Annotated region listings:
══════

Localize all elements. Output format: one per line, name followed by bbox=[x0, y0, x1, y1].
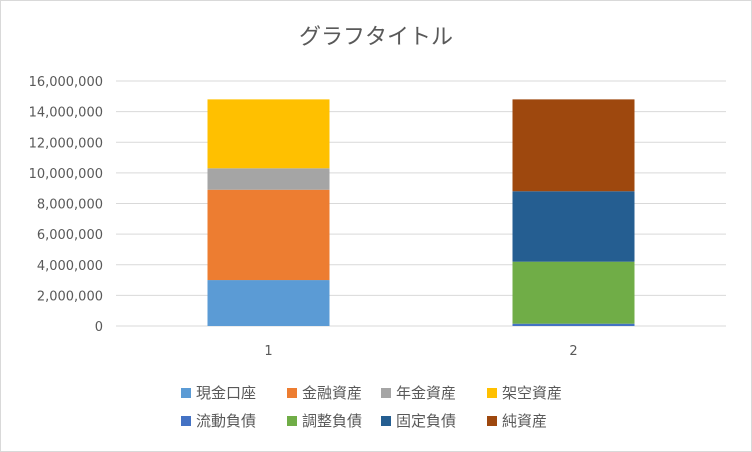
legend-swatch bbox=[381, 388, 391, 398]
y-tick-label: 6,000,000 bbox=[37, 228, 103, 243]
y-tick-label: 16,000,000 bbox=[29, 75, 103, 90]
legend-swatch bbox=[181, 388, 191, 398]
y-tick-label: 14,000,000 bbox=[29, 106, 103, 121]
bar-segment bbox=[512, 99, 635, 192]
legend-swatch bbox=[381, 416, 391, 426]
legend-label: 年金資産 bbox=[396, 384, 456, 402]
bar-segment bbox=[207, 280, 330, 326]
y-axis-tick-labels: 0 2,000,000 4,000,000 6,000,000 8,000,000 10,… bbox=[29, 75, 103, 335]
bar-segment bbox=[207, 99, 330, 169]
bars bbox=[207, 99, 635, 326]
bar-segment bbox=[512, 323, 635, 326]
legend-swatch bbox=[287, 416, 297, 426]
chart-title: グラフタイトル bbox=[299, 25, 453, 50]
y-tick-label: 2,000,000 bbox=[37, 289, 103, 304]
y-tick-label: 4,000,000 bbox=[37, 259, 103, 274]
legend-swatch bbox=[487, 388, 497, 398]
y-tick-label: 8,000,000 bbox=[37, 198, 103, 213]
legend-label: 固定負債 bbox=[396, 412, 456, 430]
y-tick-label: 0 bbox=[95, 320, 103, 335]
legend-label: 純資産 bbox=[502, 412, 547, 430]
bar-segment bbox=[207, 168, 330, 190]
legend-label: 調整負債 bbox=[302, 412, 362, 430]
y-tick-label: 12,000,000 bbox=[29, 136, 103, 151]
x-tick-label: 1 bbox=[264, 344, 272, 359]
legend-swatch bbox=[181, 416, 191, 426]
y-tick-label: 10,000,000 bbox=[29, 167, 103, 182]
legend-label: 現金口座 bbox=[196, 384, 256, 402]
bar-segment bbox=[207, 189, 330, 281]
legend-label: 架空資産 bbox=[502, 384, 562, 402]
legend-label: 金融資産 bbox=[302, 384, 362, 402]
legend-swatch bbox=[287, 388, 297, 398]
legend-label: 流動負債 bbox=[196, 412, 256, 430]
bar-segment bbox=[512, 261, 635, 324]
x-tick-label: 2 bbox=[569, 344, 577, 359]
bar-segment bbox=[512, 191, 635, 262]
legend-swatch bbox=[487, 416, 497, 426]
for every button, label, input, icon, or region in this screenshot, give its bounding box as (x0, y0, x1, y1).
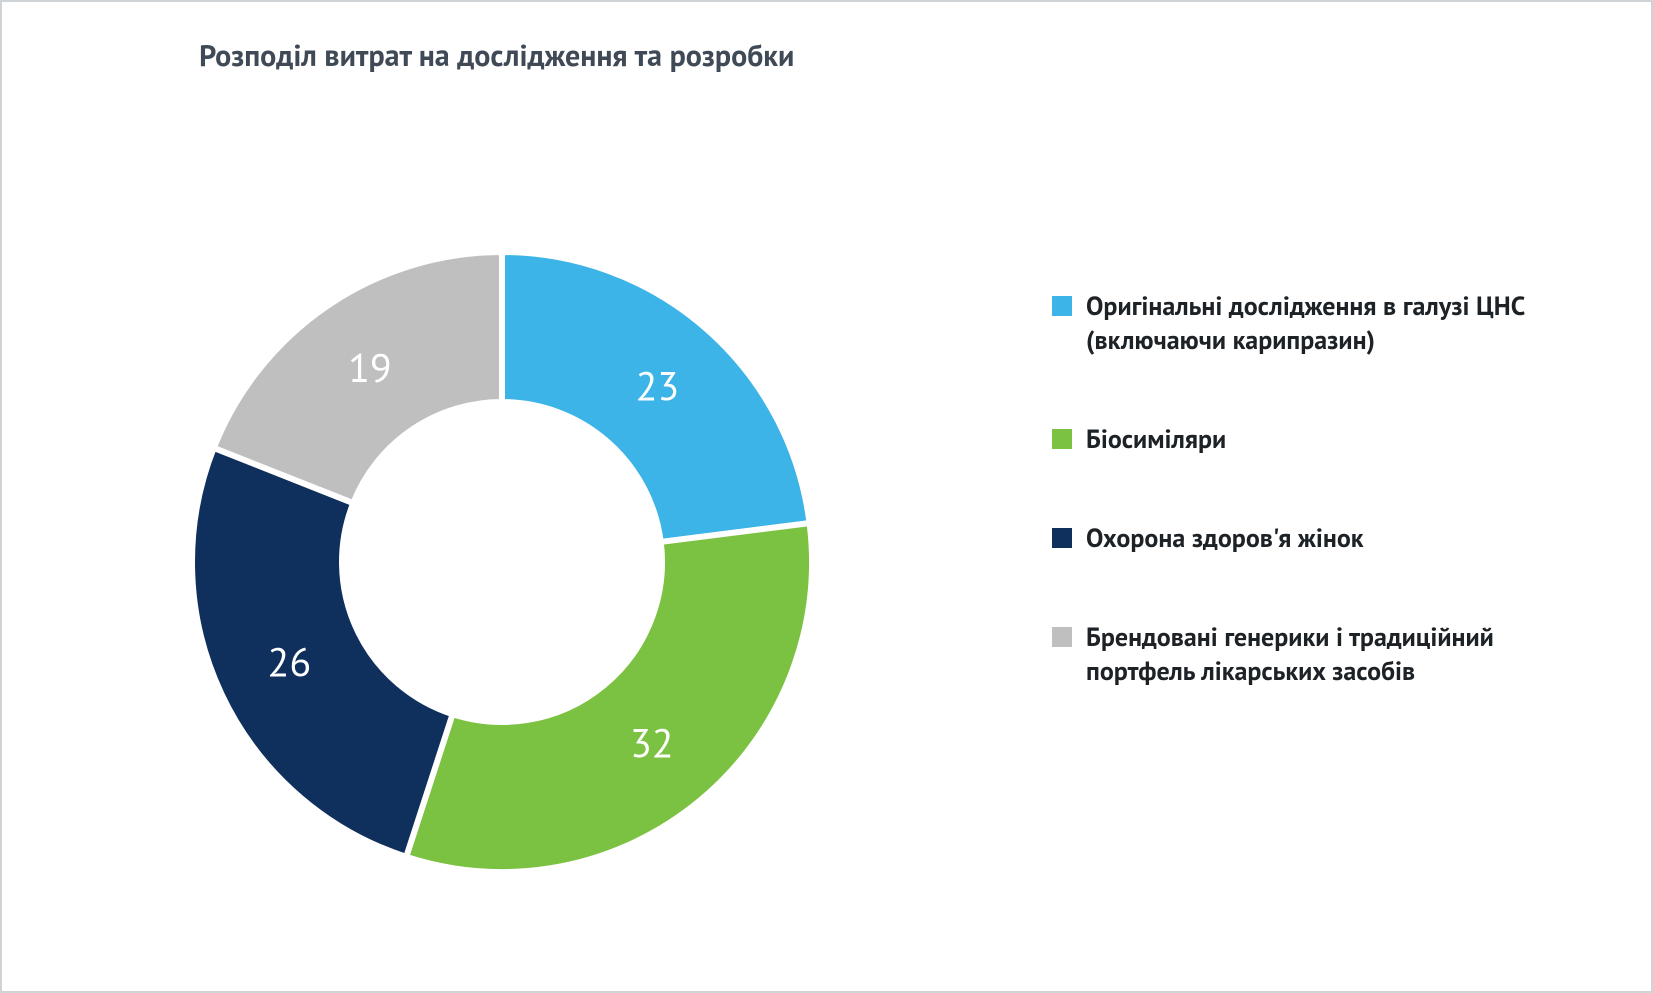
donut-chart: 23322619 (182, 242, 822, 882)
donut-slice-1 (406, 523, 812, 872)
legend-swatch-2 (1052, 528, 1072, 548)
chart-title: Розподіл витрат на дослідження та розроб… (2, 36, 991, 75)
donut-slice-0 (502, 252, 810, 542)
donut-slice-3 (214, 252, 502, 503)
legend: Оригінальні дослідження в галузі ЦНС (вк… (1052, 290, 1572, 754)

══════

**What is required:** Could you write out every line of the entries above word for word, leaving the pictures out?

**Problem solution:**
Localize all elements. Output format: one per line, name followed by bbox=[x0, y0, x1, y1].
legend-swatch bbox=[381, 388, 391, 398]
y-tick-label: 6,000,000 bbox=[37, 228, 103, 243]
y-tick-label: 16,000,000 bbox=[29, 75, 103, 90]
legend-swatch bbox=[181, 388, 191, 398]
y-tick-label: 14,000,000 bbox=[29, 106, 103, 121]
bar-segment bbox=[512, 99, 635, 192]
legend-swatch bbox=[381, 416, 391, 426]
legend-label: 年金資産 bbox=[396, 384, 456, 402]
bar-segment bbox=[207, 280, 330, 326]
y-axis-tick-labels: 0 2,000,000 4,000,000 6,000,000 8,000,000 10,… bbox=[29, 75, 103, 335]
bar-segment bbox=[207, 99, 330, 169]
bars bbox=[207, 99, 635, 326]
bar-segment bbox=[512, 323, 635, 326]
legend-swatch bbox=[287, 416, 297, 426]
chart-title: グラフタイトル bbox=[299, 25, 453, 50]
y-tick-label: 2,000,000 bbox=[37, 289, 103, 304]
y-tick-label: 4,000,000 bbox=[37, 259, 103, 274]
legend-swatch bbox=[487, 388, 497, 398]
y-tick-label: 8,000,000 bbox=[37, 198, 103, 213]
legend-label: 固定負債 bbox=[396, 412, 456, 430]
y-tick-label: 0 bbox=[95, 320, 103, 335]
legend-label: 純資産 bbox=[502, 412, 547, 430]
bar-segment bbox=[207, 168, 330, 190]
legend-label: 調整負債 bbox=[302, 412, 362, 430]
y-tick-label: 12,000,000 bbox=[29, 136, 103, 151]
x-tick-label: 1 bbox=[264, 344, 272, 359]
legend-swatch bbox=[181, 416, 191, 426]
y-tick-label: 10,000,000 bbox=[29, 167, 103, 182]
legend-label: 現金口座 bbox=[196, 384, 256, 402]
bar-segment bbox=[207, 189, 330, 281]
legend-label: 架空資産 bbox=[502, 384, 562, 402]
legend-label: 金融資産 bbox=[302, 384, 362, 402]
legend-swatch bbox=[287, 388, 297, 398]
legend-label: 流動負債 bbox=[196, 412, 256, 430]
bar-segment bbox=[512, 261, 635, 324]
x-tick-label: 2 bbox=[569, 344, 577, 359]
bar-segment bbox=[512, 191, 635, 262]
legend-swatch bbox=[487, 416, 497, 426]
for every button, label, input, icon, or region in this screenshot, give its bounding box as (x0, y0, x1, y1).
donut-chart: 23322619 (182, 242, 822, 882)
donut-slice-1 (406, 523, 812, 872)
legend-swatch-2 (1052, 528, 1072, 548)
chart-title: Розподіл витрат на дослідження та розроб… (2, 36, 991, 75)
donut-slice-0 (502, 252, 810, 542)
donut-slice-3 (214, 252, 502, 503)
legend: Оригінальні дослідження в галузі ЦНС (вк… (1052, 290, 1572, 754)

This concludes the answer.